[Begin Data for this task]
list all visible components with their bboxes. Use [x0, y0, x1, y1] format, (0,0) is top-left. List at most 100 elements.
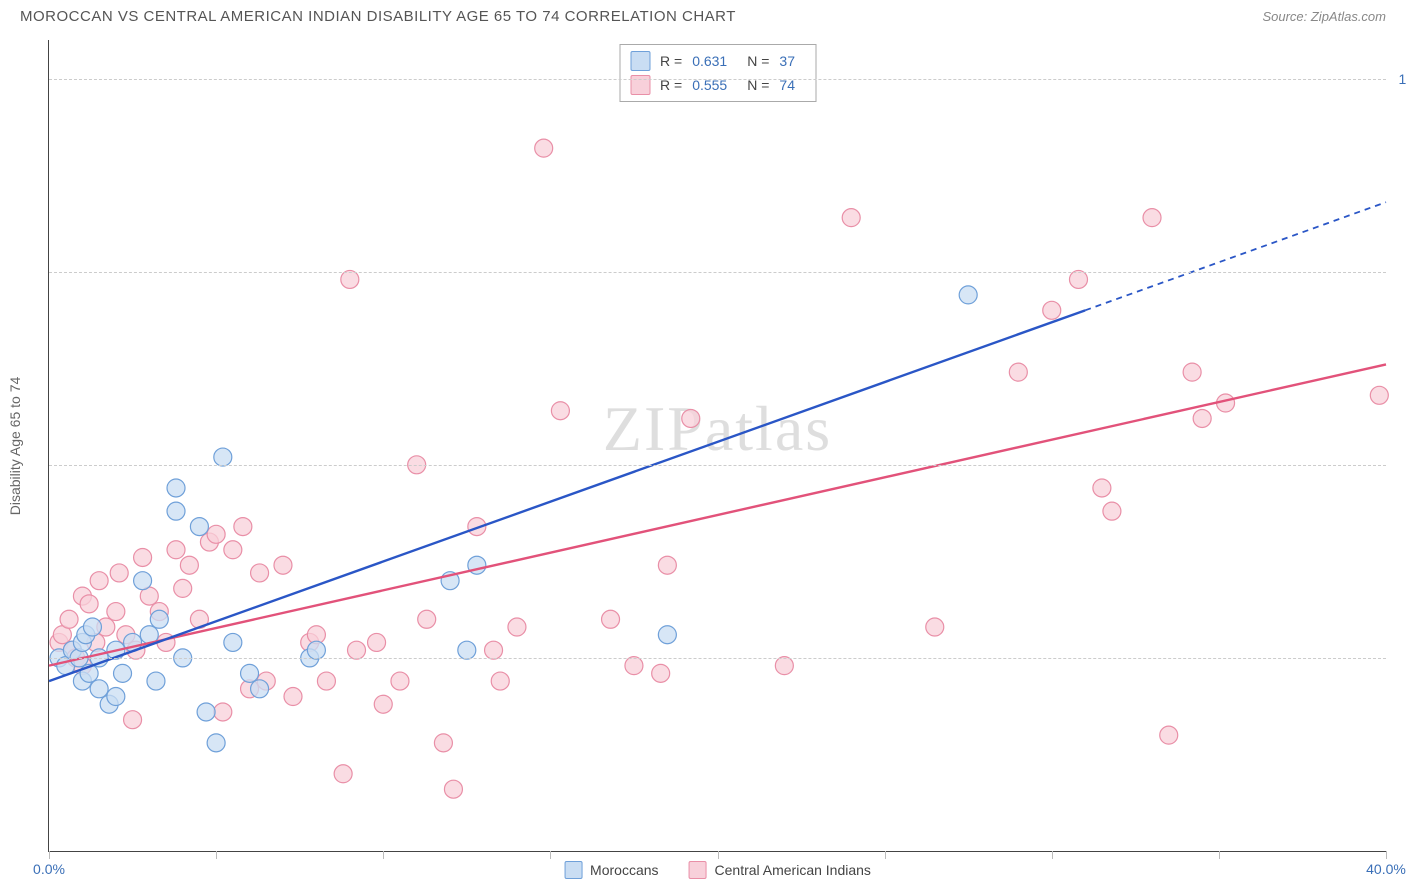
scatter-point: [150, 610, 168, 628]
x-tick-mark: [885, 851, 886, 859]
scatter-point: [224, 633, 242, 651]
x-tick-mark: [383, 851, 384, 859]
scatter-point: [107, 688, 125, 706]
series-legend: Moroccans Central American Indians: [564, 861, 871, 879]
chart-title: MOROCCAN VS CENTRAL AMERICAN INDIAN DISA…: [20, 8, 736, 25]
scatter-point: [134, 572, 152, 590]
scatter-point: [1069, 270, 1087, 288]
scatter-point: [274, 556, 292, 574]
scatter-point: [214, 448, 232, 466]
scatter-svg: [49, 40, 1386, 851]
scatter-point: [491, 672, 509, 690]
scatter-point: [535, 139, 553, 157]
scatter-point: [147, 672, 165, 690]
scatter-point: [284, 688, 302, 706]
scatter-point: [458, 641, 476, 659]
scatter-point: [842, 209, 860, 227]
scatter-point: [180, 556, 198, 574]
scatter-point: [418, 610, 436, 628]
scatter-point: [107, 603, 125, 621]
legend-label-moroccans: Moroccans: [590, 862, 658, 878]
scatter-point: [207, 525, 225, 543]
scatter-point: [83, 618, 101, 636]
y-tick-label: 100.0%: [1399, 71, 1406, 87]
scatter-point: [174, 579, 192, 597]
scatter-point: [60, 610, 78, 628]
scatter-point: [1183, 363, 1201, 381]
scatter-point: [508, 618, 526, 636]
scatter-point: [551, 402, 569, 420]
scatter-point: [658, 626, 676, 644]
scatter-point: [1160, 726, 1178, 744]
scatter-point: [602, 610, 620, 628]
scatter-point: [207, 734, 225, 752]
scatter-point: [134, 548, 152, 566]
scatter-point: [682, 409, 700, 427]
scatter-point: [374, 695, 392, 713]
swatch-central-american-icon: [689, 861, 707, 879]
scatter-point: [1093, 479, 1111, 497]
scatter-point: [1143, 209, 1161, 227]
scatter-point: [391, 672, 409, 690]
regression-line: [49, 364, 1386, 665]
scatter-point: [1103, 502, 1121, 520]
scatter-point: [167, 502, 185, 520]
legend-label-central-american: Central American Indians: [715, 862, 871, 878]
scatter-point: [124, 711, 142, 729]
source-link[interactable]: ZipAtlas.com: [1311, 9, 1386, 24]
x-tick-mark: [216, 851, 217, 859]
gridline-horizontal: [49, 272, 1386, 273]
scatter-point: [1370, 386, 1388, 404]
x-tick-mark: [49, 851, 50, 859]
scatter-point: [251, 680, 269, 698]
scatter-point: [334, 765, 352, 783]
chart-plot-area: Disability Age 65 to 74 ZIPatlas R = 0.6…: [48, 40, 1386, 852]
scatter-point: [368, 633, 386, 651]
scatter-point: [348, 641, 366, 659]
y-axis-title: Disability Age 65 to 74: [7, 376, 23, 515]
source-attribution: Source: ZipAtlas.com: [1262, 9, 1386, 24]
gridline-horizontal: [49, 79, 1386, 80]
regression-line-extrapolated: [1085, 202, 1386, 310]
scatter-point: [80, 595, 98, 613]
scatter-point: [926, 618, 944, 636]
scatter-point: [234, 518, 252, 536]
scatter-point: [341, 270, 359, 288]
x-tick-mark: [550, 851, 551, 859]
x-tick-mark: [1219, 851, 1220, 859]
scatter-point: [114, 664, 132, 682]
x-tick-mark: [1386, 851, 1387, 859]
scatter-point: [90, 572, 108, 590]
scatter-point: [224, 541, 242, 559]
scatter-point: [444, 780, 462, 798]
scatter-point: [1009, 363, 1027, 381]
scatter-point: [658, 556, 676, 574]
scatter-point: [652, 664, 670, 682]
gridline-horizontal: [49, 465, 1386, 466]
scatter-point: [434, 734, 452, 752]
x-tick-label: 40.0%: [1366, 861, 1406, 877]
scatter-point: [167, 541, 185, 559]
scatter-point: [485, 641, 503, 659]
scatter-point: [1193, 409, 1211, 427]
source-prefix: Source:: [1262, 9, 1310, 24]
x-tick-label: 0.0%: [33, 861, 65, 877]
scatter-point: [197, 703, 215, 721]
x-tick-mark: [718, 851, 719, 859]
scatter-point: [307, 641, 325, 659]
scatter-point: [90, 680, 108, 698]
chart-header: MOROCCAN VS CENTRAL AMERICAN INDIAN DISA…: [0, 0, 1406, 31]
scatter-point: [775, 657, 793, 675]
scatter-point: [625, 657, 643, 675]
legend-item-central-american: Central American Indians: [689, 861, 871, 879]
scatter-point: [251, 564, 269, 582]
gridline-horizontal: [49, 658, 1386, 659]
scatter-point: [190, 518, 208, 536]
scatter-point: [317, 672, 335, 690]
scatter-point: [167, 479, 185, 497]
scatter-point: [214, 703, 232, 721]
scatter-point: [241, 664, 259, 682]
legend-item-moroccans: Moroccans: [564, 861, 658, 879]
scatter-point: [110, 564, 128, 582]
scatter-point: [959, 286, 977, 304]
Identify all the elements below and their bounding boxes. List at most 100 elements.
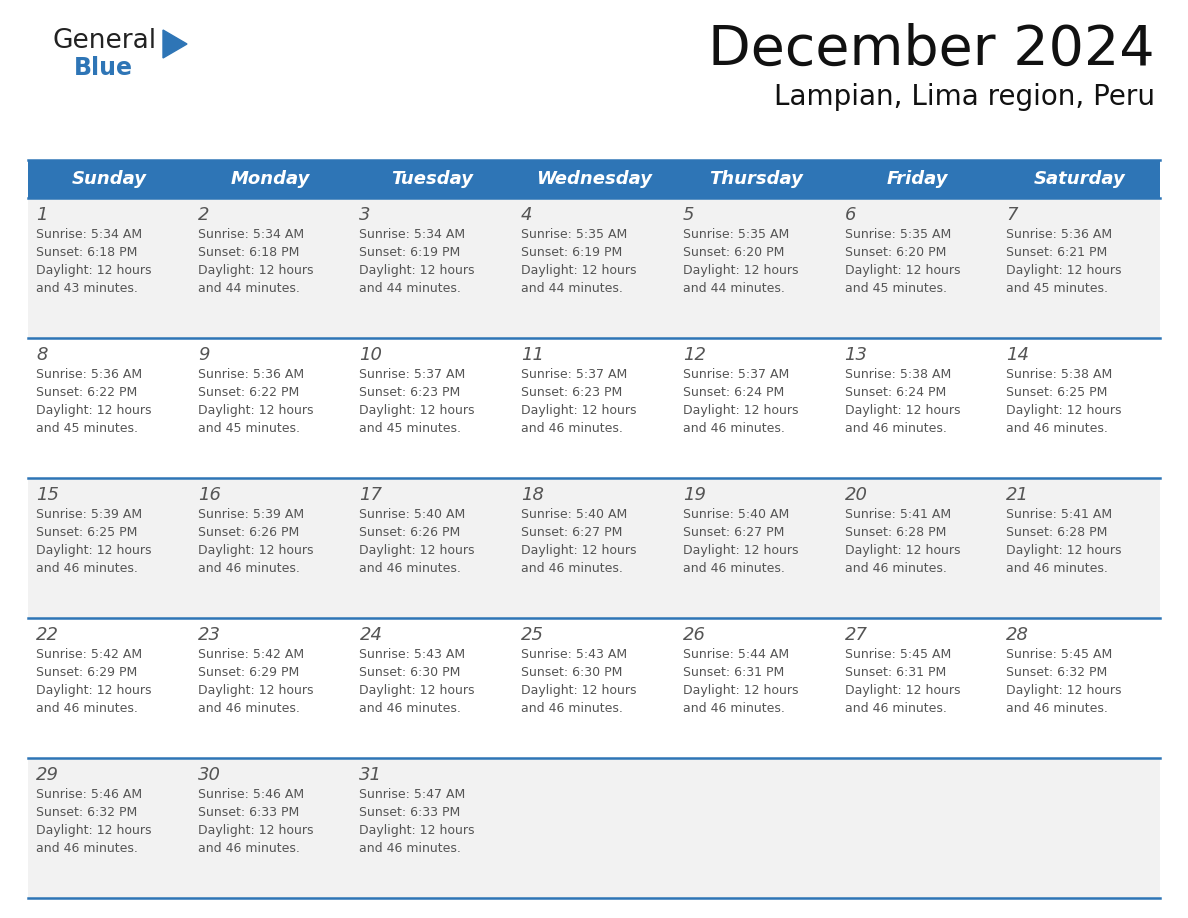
Text: Daylight: 12 hours: Daylight: 12 hours	[197, 544, 314, 557]
Text: Sunset: 6:29 PM: Sunset: 6:29 PM	[197, 666, 299, 679]
Text: and 46 minutes.: and 46 minutes.	[360, 842, 461, 855]
Text: Sunset: 6:19 PM: Sunset: 6:19 PM	[360, 246, 461, 259]
Text: Wednesday: Wednesday	[536, 170, 652, 188]
Text: and 46 minutes.: and 46 minutes.	[197, 562, 299, 575]
Text: Sunrise: 5:44 AM: Sunrise: 5:44 AM	[683, 648, 789, 661]
Text: Daylight: 12 hours: Daylight: 12 hours	[683, 684, 798, 697]
Text: Sunrise: 5:35 AM: Sunrise: 5:35 AM	[845, 228, 950, 241]
Bar	[29, 198, 1159, 338]
Text: Sunset: 6:24 PM: Sunset: 6:24 PM	[683, 386, 784, 399]
Text: Sunset: 6:23 PM: Sunset: 6:23 PM	[522, 386, 623, 399]
Text: Saturday: Saturday	[1034, 170, 1125, 188]
Text: 26: 26	[683, 626, 706, 644]
Text: Daylight: 12 hours: Daylight: 12 hours	[845, 264, 960, 277]
Text: 21: 21	[1006, 486, 1029, 504]
Text: Sunset: 6:33 PM: Sunset: 6:33 PM	[360, 806, 461, 819]
Bar	[29, 618, 1159, 758]
Text: 12: 12	[683, 346, 706, 364]
Text: Daylight: 12 hours: Daylight: 12 hours	[1006, 544, 1121, 557]
Text: 8: 8	[36, 346, 48, 364]
Text: Sunset: 6:22 PM: Sunset: 6:22 PM	[36, 386, 138, 399]
Text: and 46 minutes.: and 46 minutes.	[683, 562, 785, 575]
Text: 20: 20	[845, 486, 867, 504]
Text: Friday: Friday	[886, 170, 948, 188]
Text: 19: 19	[683, 486, 706, 504]
Text: Sunset: 6:27 PM: Sunset: 6:27 PM	[683, 526, 784, 539]
Text: Sunrise: 5:37 AM: Sunrise: 5:37 AM	[360, 368, 466, 381]
Text: 27: 27	[845, 626, 867, 644]
Text: 6: 6	[845, 206, 857, 224]
Text: 17: 17	[360, 486, 383, 504]
Text: Daylight: 12 hours: Daylight: 12 hours	[197, 824, 314, 837]
Text: 29: 29	[36, 766, 59, 784]
Text: 3: 3	[360, 206, 371, 224]
Text: Daylight: 12 hours: Daylight: 12 hours	[1006, 264, 1121, 277]
Text: Sunrise: 5:41 AM: Sunrise: 5:41 AM	[1006, 508, 1112, 521]
Text: Sunset: 6:20 PM: Sunset: 6:20 PM	[683, 246, 784, 259]
Text: Sunset: 6:18 PM: Sunset: 6:18 PM	[36, 246, 138, 259]
Text: Sunset: 6:26 PM: Sunset: 6:26 PM	[360, 526, 461, 539]
Text: Daylight: 12 hours: Daylight: 12 hours	[522, 684, 637, 697]
Text: 28: 28	[1006, 626, 1029, 644]
Text: 7: 7	[1006, 206, 1018, 224]
Text: Thursday: Thursday	[709, 170, 803, 188]
Text: 1: 1	[36, 206, 48, 224]
Text: Sunrise: 5:36 AM: Sunrise: 5:36 AM	[197, 368, 304, 381]
Text: and 45 minutes.: and 45 minutes.	[1006, 282, 1108, 295]
Text: and 46 minutes.: and 46 minutes.	[1006, 562, 1108, 575]
Text: Sunrise: 5:37 AM: Sunrise: 5:37 AM	[683, 368, 789, 381]
Text: 15: 15	[36, 486, 59, 504]
Text: Sunset: 6:33 PM: Sunset: 6:33 PM	[197, 806, 299, 819]
Text: Sunset: 6:28 PM: Sunset: 6:28 PM	[845, 526, 946, 539]
Text: and 46 minutes.: and 46 minutes.	[36, 702, 138, 715]
Text: Sunset: 6:22 PM: Sunset: 6:22 PM	[197, 386, 299, 399]
Text: and 45 minutes.: and 45 minutes.	[197, 422, 299, 435]
Text: Sunrise: 5:40 AM: Sunrise: 5:40 AM	[522, 508, 627, 521]
Text: Sunrise: 5:35 AM: Sunrise: 5:35 AM	[522, 228, 627, 241]
Text: and 44 minutes.: and 44 minutes.	[360, 282, 461, 295]
Text: and 46 minutes.: and 46 minutes.	[1006, 422, 1108, 435]
Bar	[29, 478, 1159, 618]
Text: 10: 10	[360, 346, 383, 364]
Text: 9: 9	[197, 346, 209, 364]
Text: 4: 4	[522, 206, 532, 224]
Bar	[29, 160, 1159, 198]
Text: Daylight: 12 hours: Daylight: 12 hours	[36, 264, 152, 277]
Text: and 44 minutes.: and 44 minutes.	[197, 282, 299, 295]
Text: Daylight: 12 hours: Daylight: 12 hours	[36, 684, 152, 697]
Text: Daylight: 12 hours: Daylight: 12 hours	[197, 264, 314, 277]
Text: and 46 minutes.: and 46 minutes.	[1006, 702, 1108, 715]
Text: Sunrise: 5:47 AM: Sunrise: 5:47 AM	[360, 788, 466, 801]
Text: Sunrise: 5:34 AM: Sunrise: 5:34 AM	[360, 228, 466, 241]
Text: and 46 minutes.: and 46 minutes.	[845, 702, 947, 715]
Text: Sunset: 6:30 PM: Sunset: 6:30 PM	[360, 666, 461, 679]
Text: Sunday: Sunday	[71, 170, 146, 188]
Text: Daylight: 12 hours: Daylight: 12 hours	[36, 404, 152, 417]
Text: 16: 16	[197, 486, 221, 504]
Text: and 45 minutes.: and 45 minutes.	[845, 282, 947, 295]
Text: Daylight: 12 hours: Daylight: 12 hours	[522, 404, 637, 417]
Text: and 46 minutes.: and 46 minutes.	[522, 702, 623, 715]
Text: Sunrise: 5:43 AM: Sunrise: 5:43 AM	[360, 648, 466, 661]
Text: Sunrise: 5:41 AM: Sunrise: 5:41 AM	[845, 508, 950, 521]
Text: Sunset: 6:31 PM: Sunset: 6:31 PM	[683, 666, 784, 679]
Text: Daylight: 12 hours: Daylight: 12 hours	[36, 824, 152, 837]
Text: Sunset: 6:28 PM: Sunset: 6:28 PM	[1006, 526, 1107, 539]
Text: 22: 22	[36, 626, 59, 644]
Text: 18: 18	[522, 486, 544, 504]
Text: Sunset: 6:23 PM: Sunset: 6:23 PM	[360, 386, 461, 399]
Text: 30: 30	[197, 766, 221, 784]
Text: General: General	[52, 28, 156, 54]
Text: and 46 minutes.: and 46 minutes.	[36, 562, 138, 575]
Text: Sunrise: 5:39 AM: Sunrise: 5:39 AM	[36, 508, 143, 521]
Text: Sunset: 6:32 PM: Sunset: 6:32 PM	[36, 806, 138, 819]
Polygon shape	[163, 30, 187, 58]
Text: and 46 minutes.: and 46 minutes.	[683, 702, 785, 715]
Text: Sunset: 6:27 PM: Sunset: 6:27 PM	[522, 526, 623, 539]
Text: and 46 minutes.: and 46 minutes.	[522, 422, 623, 435]
Text: December 2024: December 2024	[708, 23, 1155, 77]
Text: Sunrise: 5:36 AM: Sunrise: 5:36 AM	[1006, 228, 1112, 241]
Text: Sunrise: 5:34 AM: Sunrise: 5:34 AM	[36, 228, 143, 241]
Text: Daylight: 12 hours: Daylight: 12 hours	[683, 544, 798, 557]
Text: Sunrise: 5:42 AM: Sunrise: 5:42 AM	[36, 648, 143, 661]
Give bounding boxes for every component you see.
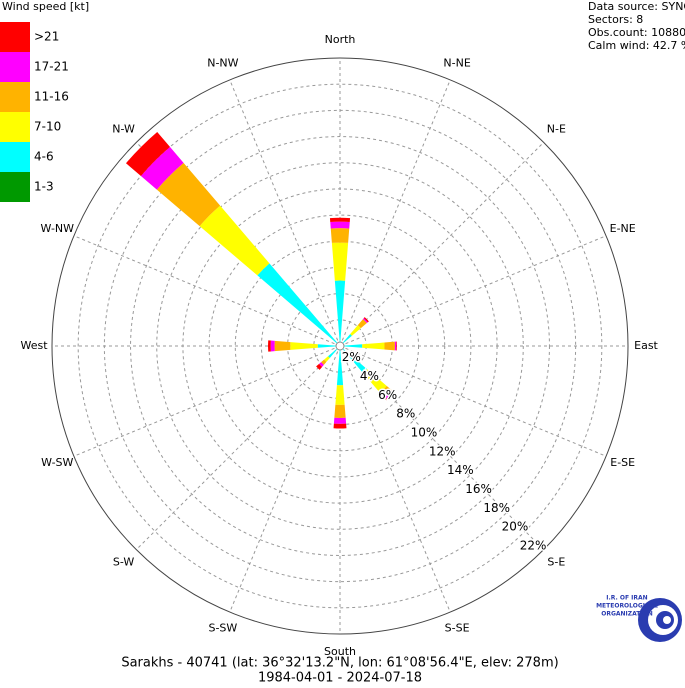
wind-sector [330, 222, 350, 229]
direction-label: W-NW [41, 222, 75, 235]
legend-swatch [0, 22, 30, 52]
ring-label: 4% [360, 369, 379, 383]
direction-label: S-E [547, 555, 565, 568]
calm-circle [336, 342, 344, 350]
ring-label: 22% [520, 538, 547, 552]
wind-sector [334, 424, 347, 429]
wind-sector [395, 342, 396, 351]
info-text: Data source: SYNOP [588, 0, 685, 13]
direction-label: S-SW [208, 622, 237, 635]
ring-label: 6% [378, 388, 397, 402]
legend-title: Wind speed [kt] [2, 0, 89, 13]
wind-sector [384, 342, 395, 351]
legend-label: 4-6 [34, 150, 54, 164]
direction-label: N-NW [207, 56, 238, 69]
direction-label: S-SE [445, 622, 470, 635]
logo-text: METEOROLOGICAL [596, 603, 658, 610]
ring-label: 2% [342, 350, 361, 364]
wind-sector [334, 405, 345, 418]
legend-swatch [0, 142, 30, 172]
direction-label: S-W [113, 555, 135, 568]
direction-label: E-NE [610, 222, 636, 235]
legend-label: 7-10 [34, 120, 61, 134]
legend-label: 1-3 [34, 180, 54, 194]
legend-swatch [0, 82, 30, 112]
direction-label: East [634, 339, 658, 352]
ring-label: 20% [502, 520, 529, 534]
wind-sector [330, 218, 350, 222]
logo-text: I.R. OF IRAN [606, 595, 647, 602]
wind-sector [335, 385, 344, 405]
caption: 1984-04-01 - 2024-07-18 [258, 671, 422, 685]
wind-sector [331, 228, 349, 243]
legend-swatch [0, 172, 30, 202]
ring-label: 12% [429, 444, 456, 458]
info-text: Calm wind: 42.7 % [588, 39, 685, 52]
legend-swatch [0, 52, 30, 82]
legend-label: >21 [34, 30, 59, 44]
caption: Sarakhs - 40741 (lat: 36°32'13.2"N, lon:… [121, 656, 558, 671]
direction-label: North [325, 33, 356, 46]
legend-swatch [0, 112, 30, 142]
ring-label: 14% [447, 463, 474, 477]
direction-label: N-W [112, 123, 135, 136]
direction-label: N-NE [443, 56, 470, 69]
logo-text: ORGANIZATION [601, 611, 653, 618]
ring-label: 8% [396, 407, 415, 421]
wind-sector [271, 341, 275, 352]
direction-label: W-SW [41, 456, 73, 469]
ring-label: 18% [483, 501, 510, 515]
info-text: Obs.count: 108806 [588, 26, 685, 39]
direction-label: E-SE [610, 456, 635, 469]
legend-label: 11-16 [34, 90, 69, 104]
info-text: Sectors: 8 [588, 13, 643, 26]
wind-sector [275, 341, 291, 351]
ring-label: 10% [411, 425, 438, 439]
ring-label: 16% [465, 482, 492, 496]
direction-label: N-E [547, 123, 566, 136]
wind-sector [268, 340, 271, 351]
direction-label: West [20, 339, 48, 352]
legend-label: 17-21 [34, 60, 69, 74]
logo-emblem [663, 616, 671, 624]
wind-sector [334, 418, 346, 424]
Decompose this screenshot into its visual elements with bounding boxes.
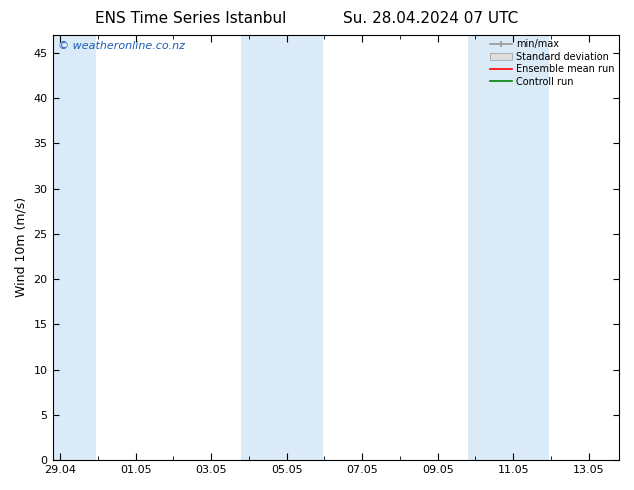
Bar [468, 35, 549, 460]
Bar [242, 35, 323, 460]
Y-axis label: Wind 10m (m/s): Wind 10m (m/s) [15, 197, 28, 297]
Text: ENS Time Series Istanbul: ENS Time Series Istanbul [94, 11, 286, 26]
Text: Su. 28.04.2024 07 UTC: Su. 28.04.2024 07 UTC [344, 11, 519, 26]
Text: © weatheronline.co.nz: © weatheronline.co.nz [58, 41, 185, 51]
Legend: min/max, Standard deviation, Ensemble mean run, Controll run: min/max, Standard deviation, Ensemble me… [488, 37, 617, 90]
Bar [53, 35, 96, 460]
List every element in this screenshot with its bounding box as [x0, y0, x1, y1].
[End Data for this task]
Aim — Please return the lines between the one holding "Bar [468, 35, 549, 460]" and the one holding "Text: Su. 28.04.2024", inclusive, reproducing them exactly.

Complete response —
Bar [468, 35, 549, 460]
Bar [242, 35, 323, 460]
Y-axis label: Wind 10m (m/s): Wind 10m (m/s) [15, 197, 28, 297]
Text: ENS Time Series Istanbul: ENS Time Series Istanbul [94, 11, 286, 26]
Text: Su. 28.04.2024 07 UTC: Su. 28.04.2024 07 UTC [344, 11, 519, 26]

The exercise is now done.